Exercise goal ▸ Give back a single number, the count of lines containing the word "précision".

____ Exercise materials

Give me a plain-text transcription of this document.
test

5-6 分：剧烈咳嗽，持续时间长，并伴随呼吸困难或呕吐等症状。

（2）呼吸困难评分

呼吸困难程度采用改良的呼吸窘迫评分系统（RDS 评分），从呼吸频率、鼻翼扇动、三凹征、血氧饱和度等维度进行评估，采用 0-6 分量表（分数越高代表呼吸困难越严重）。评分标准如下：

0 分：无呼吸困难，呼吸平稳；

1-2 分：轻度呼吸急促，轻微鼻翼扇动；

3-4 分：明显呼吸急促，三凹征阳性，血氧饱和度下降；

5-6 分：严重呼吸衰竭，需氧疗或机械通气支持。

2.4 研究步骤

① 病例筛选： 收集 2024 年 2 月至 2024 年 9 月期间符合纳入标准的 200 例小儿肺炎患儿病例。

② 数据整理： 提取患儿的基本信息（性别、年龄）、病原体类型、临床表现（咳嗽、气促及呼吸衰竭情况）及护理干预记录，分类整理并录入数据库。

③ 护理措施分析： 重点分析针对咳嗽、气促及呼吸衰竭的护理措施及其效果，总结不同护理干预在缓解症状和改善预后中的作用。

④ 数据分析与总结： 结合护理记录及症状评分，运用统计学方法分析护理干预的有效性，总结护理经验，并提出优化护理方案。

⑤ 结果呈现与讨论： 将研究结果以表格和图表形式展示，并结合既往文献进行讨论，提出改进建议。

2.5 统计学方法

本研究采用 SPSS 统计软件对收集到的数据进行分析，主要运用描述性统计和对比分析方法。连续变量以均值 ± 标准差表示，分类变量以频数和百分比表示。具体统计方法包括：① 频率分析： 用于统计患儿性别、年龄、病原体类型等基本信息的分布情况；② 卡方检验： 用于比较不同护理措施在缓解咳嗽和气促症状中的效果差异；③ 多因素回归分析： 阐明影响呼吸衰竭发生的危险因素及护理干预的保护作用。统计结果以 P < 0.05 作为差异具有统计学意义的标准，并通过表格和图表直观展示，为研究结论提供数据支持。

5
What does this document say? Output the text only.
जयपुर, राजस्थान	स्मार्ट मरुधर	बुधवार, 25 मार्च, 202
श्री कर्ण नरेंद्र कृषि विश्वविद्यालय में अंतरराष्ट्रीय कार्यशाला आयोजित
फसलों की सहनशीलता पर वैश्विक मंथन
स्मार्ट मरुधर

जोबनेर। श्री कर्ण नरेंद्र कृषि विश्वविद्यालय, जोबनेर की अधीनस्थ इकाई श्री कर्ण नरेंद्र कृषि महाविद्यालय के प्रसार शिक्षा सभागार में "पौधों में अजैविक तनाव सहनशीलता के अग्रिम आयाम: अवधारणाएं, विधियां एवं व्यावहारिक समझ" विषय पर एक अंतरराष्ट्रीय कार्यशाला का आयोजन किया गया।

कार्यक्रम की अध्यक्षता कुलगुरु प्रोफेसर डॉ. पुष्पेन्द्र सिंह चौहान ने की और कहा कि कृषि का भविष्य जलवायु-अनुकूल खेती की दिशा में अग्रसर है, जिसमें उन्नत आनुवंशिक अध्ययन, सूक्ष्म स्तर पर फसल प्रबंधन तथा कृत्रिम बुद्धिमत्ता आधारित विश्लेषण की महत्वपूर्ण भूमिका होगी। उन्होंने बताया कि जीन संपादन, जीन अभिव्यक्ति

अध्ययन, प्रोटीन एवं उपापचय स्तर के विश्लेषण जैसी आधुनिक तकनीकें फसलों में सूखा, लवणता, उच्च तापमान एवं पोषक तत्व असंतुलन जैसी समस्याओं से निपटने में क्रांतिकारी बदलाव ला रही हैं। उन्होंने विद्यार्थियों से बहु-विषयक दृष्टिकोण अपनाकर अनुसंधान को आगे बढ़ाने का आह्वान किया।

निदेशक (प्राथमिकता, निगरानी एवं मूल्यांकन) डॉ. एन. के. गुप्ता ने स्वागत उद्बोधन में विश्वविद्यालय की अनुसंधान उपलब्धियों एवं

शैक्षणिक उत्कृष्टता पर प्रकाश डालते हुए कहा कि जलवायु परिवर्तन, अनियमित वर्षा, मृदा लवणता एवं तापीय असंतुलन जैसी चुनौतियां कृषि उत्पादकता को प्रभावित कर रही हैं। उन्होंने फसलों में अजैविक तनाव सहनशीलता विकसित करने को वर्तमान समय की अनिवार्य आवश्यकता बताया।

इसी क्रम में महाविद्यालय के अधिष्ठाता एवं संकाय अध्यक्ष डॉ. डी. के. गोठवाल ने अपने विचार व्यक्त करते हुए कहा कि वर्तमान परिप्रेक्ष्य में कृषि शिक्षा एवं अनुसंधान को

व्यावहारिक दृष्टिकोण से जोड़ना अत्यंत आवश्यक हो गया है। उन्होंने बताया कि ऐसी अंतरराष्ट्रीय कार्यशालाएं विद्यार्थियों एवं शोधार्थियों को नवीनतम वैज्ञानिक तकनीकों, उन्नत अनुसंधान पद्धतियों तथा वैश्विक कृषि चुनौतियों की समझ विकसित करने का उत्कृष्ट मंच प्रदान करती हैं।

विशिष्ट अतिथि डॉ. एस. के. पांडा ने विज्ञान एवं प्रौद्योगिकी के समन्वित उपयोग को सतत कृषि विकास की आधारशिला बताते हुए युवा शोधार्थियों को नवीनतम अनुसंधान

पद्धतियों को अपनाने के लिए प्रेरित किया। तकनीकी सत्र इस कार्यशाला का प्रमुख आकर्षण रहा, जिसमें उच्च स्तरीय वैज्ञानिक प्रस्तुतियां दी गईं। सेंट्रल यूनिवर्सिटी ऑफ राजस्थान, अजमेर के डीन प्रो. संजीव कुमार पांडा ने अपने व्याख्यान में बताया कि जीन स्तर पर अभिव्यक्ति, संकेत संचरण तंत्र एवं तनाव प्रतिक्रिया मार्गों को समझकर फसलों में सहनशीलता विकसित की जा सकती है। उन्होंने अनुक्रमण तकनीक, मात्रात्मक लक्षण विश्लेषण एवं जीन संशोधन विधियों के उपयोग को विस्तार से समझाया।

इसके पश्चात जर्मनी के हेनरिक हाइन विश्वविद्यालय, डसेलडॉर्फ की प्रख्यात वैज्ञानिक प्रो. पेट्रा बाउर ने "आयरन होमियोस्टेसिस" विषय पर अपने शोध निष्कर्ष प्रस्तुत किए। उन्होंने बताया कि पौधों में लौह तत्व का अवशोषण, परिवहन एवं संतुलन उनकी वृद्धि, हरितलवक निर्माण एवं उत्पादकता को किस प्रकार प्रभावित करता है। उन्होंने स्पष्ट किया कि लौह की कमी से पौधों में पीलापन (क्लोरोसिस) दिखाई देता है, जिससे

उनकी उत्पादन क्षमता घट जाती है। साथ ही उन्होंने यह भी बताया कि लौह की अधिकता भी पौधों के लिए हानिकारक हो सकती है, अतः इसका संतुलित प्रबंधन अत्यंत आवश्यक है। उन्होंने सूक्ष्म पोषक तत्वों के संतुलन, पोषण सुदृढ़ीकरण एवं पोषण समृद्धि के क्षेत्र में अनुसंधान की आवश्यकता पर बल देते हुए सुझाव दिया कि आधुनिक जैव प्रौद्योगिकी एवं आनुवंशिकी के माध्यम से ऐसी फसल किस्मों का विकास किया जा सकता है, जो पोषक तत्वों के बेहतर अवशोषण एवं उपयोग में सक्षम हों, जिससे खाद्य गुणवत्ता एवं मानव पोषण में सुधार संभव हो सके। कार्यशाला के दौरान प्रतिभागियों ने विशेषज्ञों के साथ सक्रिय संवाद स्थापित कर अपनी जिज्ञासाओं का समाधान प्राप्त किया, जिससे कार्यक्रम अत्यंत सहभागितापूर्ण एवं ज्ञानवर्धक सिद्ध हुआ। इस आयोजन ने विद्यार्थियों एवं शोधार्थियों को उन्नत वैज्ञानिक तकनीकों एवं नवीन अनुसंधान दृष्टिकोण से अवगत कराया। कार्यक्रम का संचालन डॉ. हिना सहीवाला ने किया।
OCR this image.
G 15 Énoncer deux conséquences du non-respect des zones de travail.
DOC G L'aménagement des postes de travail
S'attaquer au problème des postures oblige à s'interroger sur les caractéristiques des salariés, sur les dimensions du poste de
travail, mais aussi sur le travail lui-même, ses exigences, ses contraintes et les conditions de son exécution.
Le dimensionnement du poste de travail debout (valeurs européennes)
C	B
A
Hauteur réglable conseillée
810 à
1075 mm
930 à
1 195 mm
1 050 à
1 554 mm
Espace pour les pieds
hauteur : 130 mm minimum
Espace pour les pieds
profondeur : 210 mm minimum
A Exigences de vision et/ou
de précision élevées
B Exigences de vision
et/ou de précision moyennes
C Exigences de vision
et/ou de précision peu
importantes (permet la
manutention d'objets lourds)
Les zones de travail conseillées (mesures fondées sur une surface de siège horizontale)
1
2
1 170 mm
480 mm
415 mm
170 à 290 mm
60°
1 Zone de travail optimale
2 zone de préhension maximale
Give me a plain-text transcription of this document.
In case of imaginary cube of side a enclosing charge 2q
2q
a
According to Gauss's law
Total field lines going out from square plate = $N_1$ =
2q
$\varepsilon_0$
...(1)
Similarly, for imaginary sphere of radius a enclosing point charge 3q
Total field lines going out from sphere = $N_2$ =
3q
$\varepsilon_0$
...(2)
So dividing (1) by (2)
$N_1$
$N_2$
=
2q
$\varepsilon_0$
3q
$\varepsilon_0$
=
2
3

________

Output for this exercise ▸ 3